**RECORDS TO PROCESS**.
☆ ☆ ☆ ☆ ☆
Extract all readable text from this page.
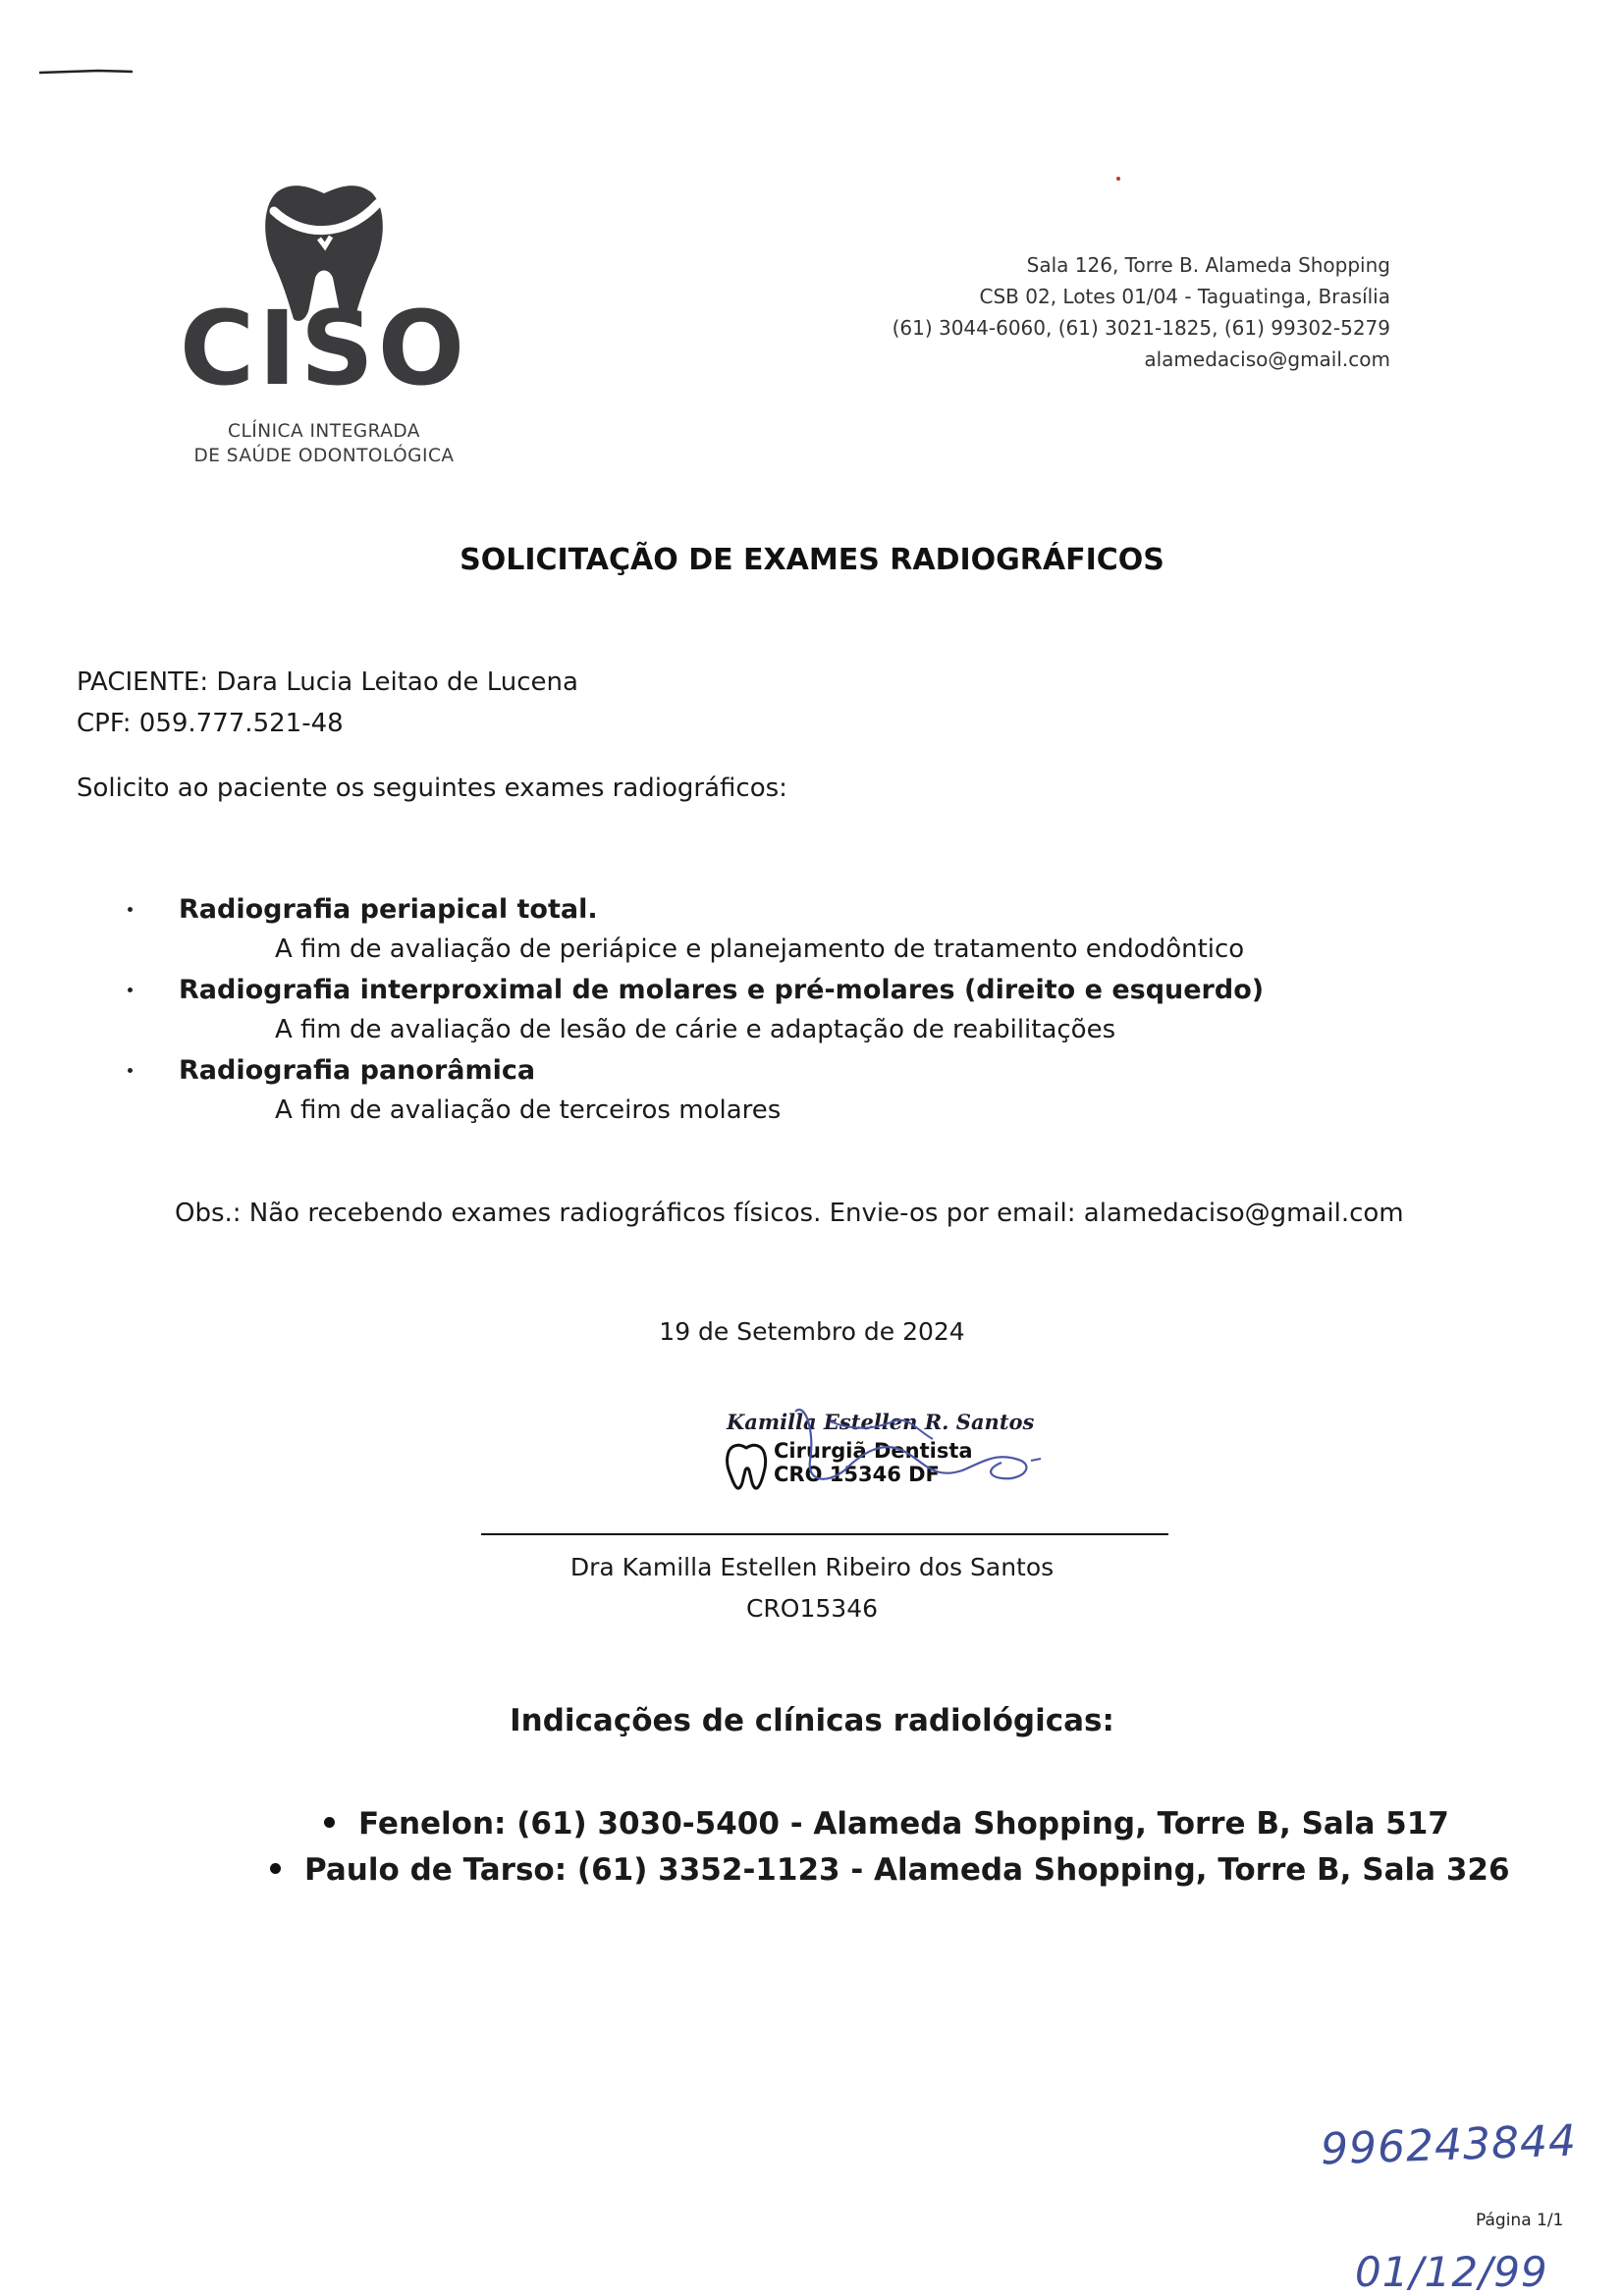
CISO
CLÍNICA INTEGRADA
DE SAÚDE ODONTOLÓGICA
Sala 126, Torre B. Alameda Shopping
CSB 02, Lotes 01/04 - Taguatinga, Brasília
(61) 3044-6060, (61) 3021-1825, (61) 99302-5279
alamedaciso@gmail.com
SOLICITAÇÃO DE EXAMES RADIOGRÁFICOS
PACIENTE: Dara Lucia Leitao de Lucena
CPF: 059.777.521-48
Solicito ao paciente os seguintes exames radiográficos:
Radiografia periapical total.
A fim de avaliação de periápice e planejamento de tratamento endodôntico
Radiografia interproximal de molares e pré-molares (direito e esquerdo)
A fim de avaliação de lesão de cárie e adaptação de reabilitações
Radiografia panorâmica
A fim de avaliação de terceiros molares
Obs.: Não recebendo exames radiográficos físicos. Envie-os por email: alamedaciso@gmail.com
19 de Setembro de 2024
Kamilla Estellen R. Santos
Cirurgiã Dentista
CRO 15346 DF
Dra Kamilla Estellen Ribeiro dos Santos
CRO15346
Indicações de clínicas radiológicas:
Fenelon: (61) 3030-5400 - Alameda Shopping, Torre B, Sala 517
Paulo de Tarso: (61) 3352-1123 - Alameda Shopping, Torre B, Sala 326
996243844
Página 1/1
01/12/99
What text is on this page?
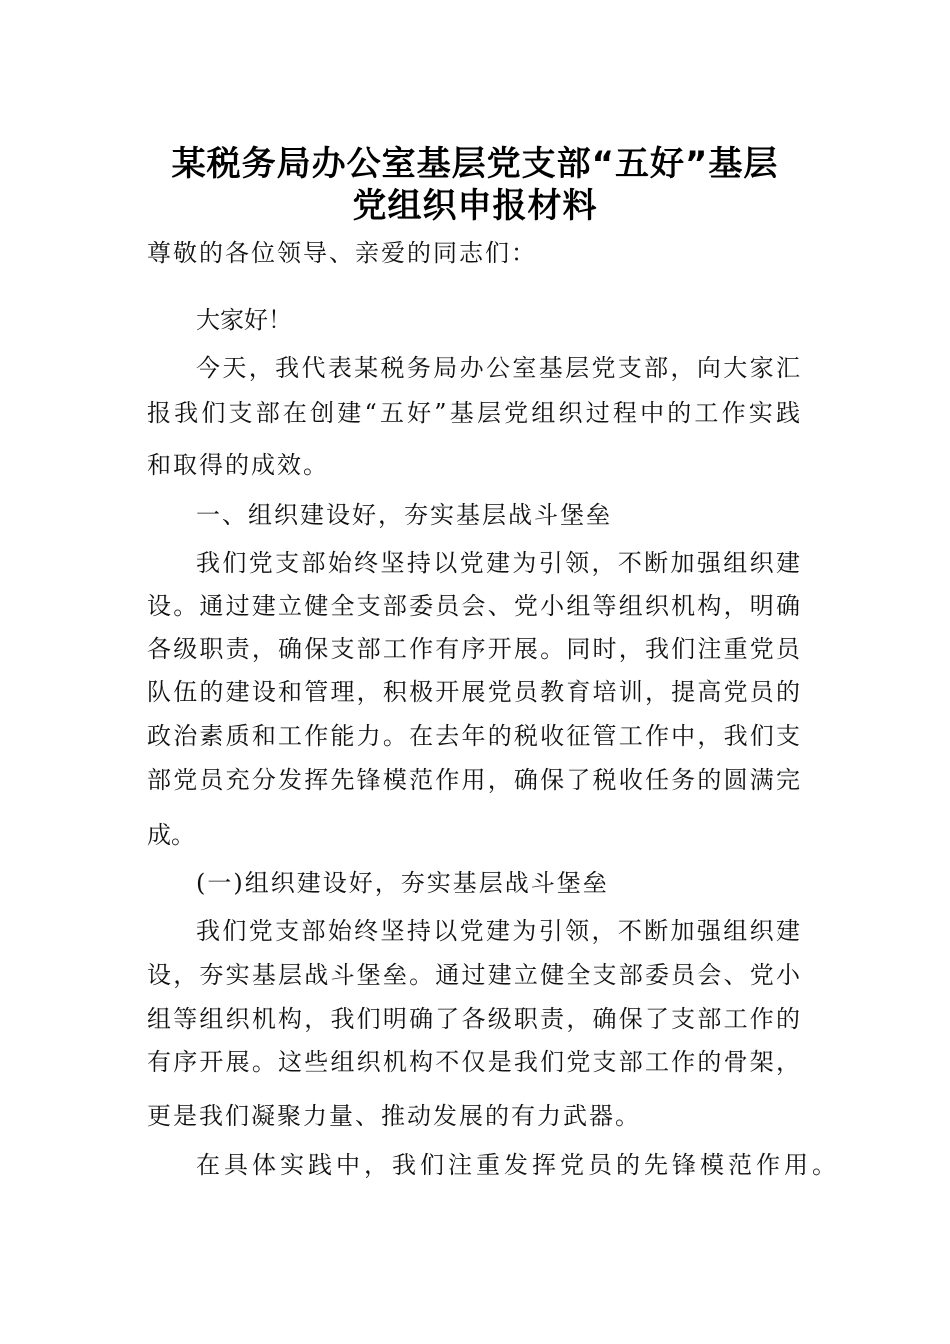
某税务局办公室基层党支部“五好”基层
党组织申报材料

尊敬的各位领导、亲爱的同志们：

大家好！

今天，我代表某税务局办公室基层党支部，向大家汇

报我们支部在创建“五好”基层党组织过程中的工作实践

和取得的成效。

一、组织建设好，夯实基层战斗堡垒

我们党支部始终坚持以党建为引领，不断加强组织建

设。通过建立健全支部委员会、党小组等组织机构，明确

各级职责，确保支部工作有序开展。同时，我们注重党员

队伍的建设和管理，积极开展党员教育培训，提高党员的

政治素质和工作能力。在去年的税收征管工作中，我们支

部党员充分发挥先锋模范作用，确保了税收任务的圆满完

成。

(一)组织建设好，夯实基层战斗堡垒

我们党支部始终坚持以党建为引领，不断加强组织建

设，夯实基层战斗堡垒。通过建立健全支部委员会、党小

组等组织机构，我们明确了各级职责，确保了支部工作的

有序开展。这些组织机构不仅是我们党支部工作的骨架，

更是我们凝聚力量、推动发展的有力武器。

在具体实践中，我们注重发挥党员的先锋模范作用。
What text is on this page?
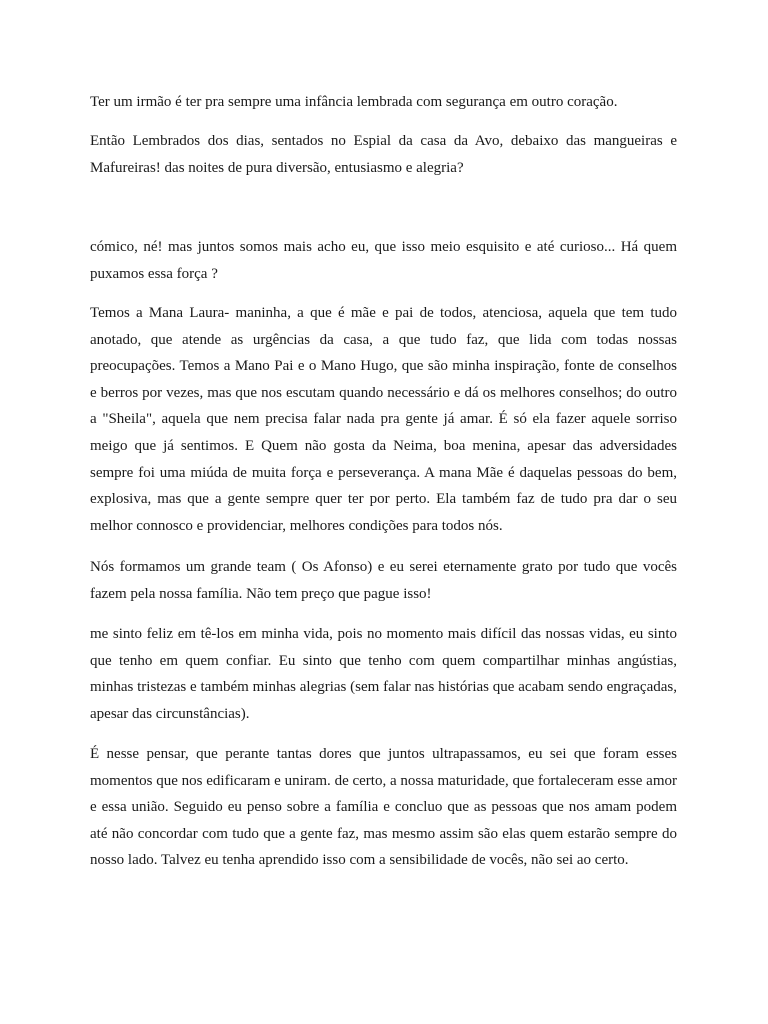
Ter um irmão é ter pra sempre uma infância lembrada com segurança em outro coração.

Então Lembrados dos dias, sentados no Espial da casa da Avo, debaixo das mangueiras e Mafureiras! das noites de pura diversão, entusiasmo e alegria?

cómico, né! mas juntos somos mais acho eu, que isso meio esquisito e até curioso... Há quem puxamos essa força ?

Temos a Mana Laura- maninha, a que é mãe e pai de todos, atenciosa, aquela que tem tudo anotado, que atende as urgências da casa, a que tudo faz, que lida com todas nossas preocupações. Temos a Mano Pai e o Mano Hugo, que são minha inspiração, fonte de conselhos e berros por vezes, mas que nos escutam quando necessário e dá os melhores conselhos; do outro a "Sheila", aquela que nem precisa falar nada pra gente já amar. É só ela fazer aquele sorriso meigo que já sentimos. E Quem não gosta da Neima, boa menina, apesar das adversidades sempre foi uma miúda de muita força e perseverança. A mana Mãe é daquelas pessoas do bem, explosiva, mas que a gente sempre quer ter por perto. Ela também faz de tudo pra dar o seu melhor connosco e providenciar, melhores condições para todos nós.

Nós formamos um grande team ( Os Afonso) e eu serei eternamente grato por tudo que vocês fazem pela nossa família. Não tem preço que pague isso!

me sinto feliz em tê-los em minha vida, pois no momento mais difícil das nossas vidas, eu sinto que tenho em quem confiar. Eu sinto que tenho com quem compartilhar minhas angústias, minhas tristezas e também minhas alegrias (sem falar nas histórias que acabam sendo engraçadas, apesar das circunstâncias).

É nesse pensar, que perante tantas dores que juntos ultrapassamos, eu sei que foram esses momentos que nos edificaram e uniram. de certo, a nossa maturidade, que fortaleceram esse amor e essa união. Seguido eu penso sobre a família e concluo que as pessoas que nos amam podem até não concordar com tudo que a gente faz, mas mesmo assim são elas quem estarão sempre do nosso lado. Talvez eu tenha aprendido isso com a sensibilidade de vocês, não sei ao certo.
☆ ☆ ☆ ☆ ☆
**EXERCISE PROMPT**. Each entry shown above must be quoted exactly, with its pictures left out.

**PROBLEM SOLUTION**.
Extract all readable text from this page.
CISO
CLÍNICA INTEGRADA
DE SAÚDE ODONTOLÓGICA
Sala 126, Torre B. Alameda Shopping
CSB 02, Lotes 01/04 - Taguatinga, Brasília
(61) 3044-6060, (61) 3021-1825, (61) 99302-5279
alamedaciso@gmail.com
SOLICITAÇÃO DE EXAMES RADIOGRÁFICOS
PACIENTE: Dara Lucia Leitao de Lucena
CPF: 059.777.521-48
Solicito ao paciente os seguintes exames radiográficos:
Radiografia periapical total.
A fim de avaliação de periápice e planejamento de tratamento endodôntico
Radiografia interproximal de molares e pré-molares (direito e esquerdo)
A fim de avaliação de lesão de cárie e adaptação de reabilitações
Radiografia panorâmica
A fim de avaliação de terceiros molares
Obs.: Não recebendo exames radiográficos físicos. Envie-os por email: alamedaciso@gmail.com
19 de Setembro de 2024
Kamilla Estellen R. Santos
Cirurgiã Dentista
CRO 15346 DF
Dra Kamilla Estellen Ribeiro dos Santos
CRO15346
Indicações de clínicas radiológicas:
Fenelon: (61) 3030-5400 - Alameda Shopping, Torre B, Sala 517
Paulo de Tarso: (61) 3352-1123 - Alameda Shopping, Torre B, Sala 326
996243844
Página 1/1
01/12/99
What text is on this page?
某税务局办公室基层党支部“五好”基层
党组织申报材料

尊敬的各位领导、亲爱的同志们：

大家好！

今天，我代表某税务局办公室基层党支部，向大家汇

报我们支部在创建“五好”基层党组织过程中的工作实践

和取得的成效。

一、组织建设好，夯实基层战斗堡垒

我们党支部始终坚持以党建为引领，不断加强组织建

设。通过建立健全支部委员会、党小组等组织机构，明确

各级职责，确保支部工作有序开展。同时，我们注重党员

队伍的建设和管理，积极开展党员教育培训，提高党员的

政治素质和工作能力。在去年的税收征管工作中，我们支

部党员充分发挥先锋模范作用，确保了税收任务的圆满完

成。

(一)组织建设好，夯实基层战斗堡垒

我们党支部始终坚持以党建为引领，不断加强组织建

设，夯实基层战斗堡垒。通过建立健全支部委员会、党小

组等组织机构，我们明确了各级职责，确保了支部工作的

有序开展。这些组织机构不仅是我们党支部工作的骨架，

更是我们凝聚力量、推动发展的有力武器。

在具体实践中，我们注重发挥党员的先锋模范作用。
What text is on this page?
Ter um irmão é ter pra sempre uma infância lembrada com segurança em outro coração.

Então Lembrados dos dias, sentados no Espial da casa da Avo, debaixo das mangueiras e Mafureiras! das noites de pura diversão, entusiasmo e alegria?

cómico, né! mas juntos somos mais acho eu, que isso meio esquisito e até curioso... Há quem puxamos essa força ?

Temos a Mana Laura- maninha, a que é mãe e pai de todos, atenciosa, aquela que tem tudo anotado, que atende as urgências da casa, a que tudo faz, que lida com todas nossas preocupações. Temos a Mano Pai e o Mano Hugo, que são minha inspiração, fonte de conselhos e berros por vezes, mas que nos escutam quando necessário e dá os melhores conselhos; do outro a "Sheila", aquela que nem precisa falar nada pra gente já amar. É só ela fazer aquele sorriso meigo que já sentimos. E Quem não gosta da Neima, boa menina, apesar das adversidades sempre foi uma miúda de muita força e perseverança. A mana Mãe é daquelas pessoas do bem, explosiva, mas que a gente sempre quer ter por perto. Ela também faz de tudo pra dar o seu melhor connosco e providenciar, melhores condições para todos nós.

Nós formamos um grande team ( Os Afonso) e eu serei eternamente grato por tudo que vocês fazem pela nossa família. Não tem preço que pague isso!

me sinto feliz em tê-los em minha vida, pois no momento mais difícil das nossas vidas, eu sinto que tenho em quem confiar. Eu sinto que tenho com quem compartilhar minhas angústias, minhas tristezas e também minhas alegrias (sem falar nas histórias que acabam sendo engraçadas, apesar das circunstâncias).

É nesse pensar, que perante tantas dores que juntos ultrapassamos, eu sei que foram esses momentos que nos edificaram e uniram. de certo, a nossa maturidade, que fortaleceram esse amor e essa união. Seguido eu penso sobre a família e concluo que as pessoas que nos amam podem até não concordar com tudo que a gente faz, mas mesmo assim são elas quem estarão sempre do nosso lado. Talvez eu tenha aprendido isso com a sensibilidade de vocês, não sei ao certo.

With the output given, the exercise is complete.